══ DATA FOR THIS EXERCISE ══

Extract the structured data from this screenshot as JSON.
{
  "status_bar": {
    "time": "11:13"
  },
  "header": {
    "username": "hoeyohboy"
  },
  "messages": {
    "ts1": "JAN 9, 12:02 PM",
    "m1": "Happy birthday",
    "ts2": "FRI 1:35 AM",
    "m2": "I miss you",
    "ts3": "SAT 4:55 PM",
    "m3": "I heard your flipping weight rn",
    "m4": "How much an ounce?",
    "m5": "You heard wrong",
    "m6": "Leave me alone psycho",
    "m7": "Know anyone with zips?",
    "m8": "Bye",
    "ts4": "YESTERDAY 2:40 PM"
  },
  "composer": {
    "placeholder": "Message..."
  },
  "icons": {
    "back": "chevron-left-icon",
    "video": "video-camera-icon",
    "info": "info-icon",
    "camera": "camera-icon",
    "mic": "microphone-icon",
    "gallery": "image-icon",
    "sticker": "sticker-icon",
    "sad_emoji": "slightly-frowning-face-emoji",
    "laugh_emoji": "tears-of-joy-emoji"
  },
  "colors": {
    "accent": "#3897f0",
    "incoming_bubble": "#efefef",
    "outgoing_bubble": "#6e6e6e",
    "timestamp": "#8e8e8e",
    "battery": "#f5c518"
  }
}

═══

▸ TO DO:
Print all of the data exactly as it was given.

▸ EXPECTED ANSWER:
Extract the structured data from this screenshot as JSON.
{
  "status_bar": {
    "time": "11:13"
  },
  "header": {
    "username": "hoeyohboy"
  },
  "messages": {
    "ts1": "JAN 9, 12:02 PM",
    "m1": "Happy birthday",
    "ts2": "FRI 1:35 AM",
    "m2": "I miss you",
    "ts3": "SAT 4:55 PM",
    "m3": "I heard your flipping weight rn",
    "m4": "How much an ounce?",
    "m5": "You heard wrong",
    "m6": "Leave me alone psycho",
    "m7": "Know anyone with zips?",
    "m8": "Bye",
    "ts4": "YESTERDAY 2:40 PM"
  },
  "composer": {
    "placeholder": "Message..."
  },
  "icons": {
    "back": "chevron-left-icon",
    "video": "video-camera-icon",
    "info": "info-icon",
    "camera": "camera-icon",
    "mic": "microphone-icon",
    "gallery": "image-icon",
    "sticker": "sticker-icon",
    "sad_emoji": "slightly-frowning-face-emoji",
    "laugh_emoji": "tears-of-joy-emoji"
  },
  "colors": {
    "accent": "#3897f0",
    "incoming_bubble": "#efefef",
    "outgoing_bubble": "#6e6e6e",
    "timestamp": "#8e8e8e",
    "battery": "#f5c518"
  }
}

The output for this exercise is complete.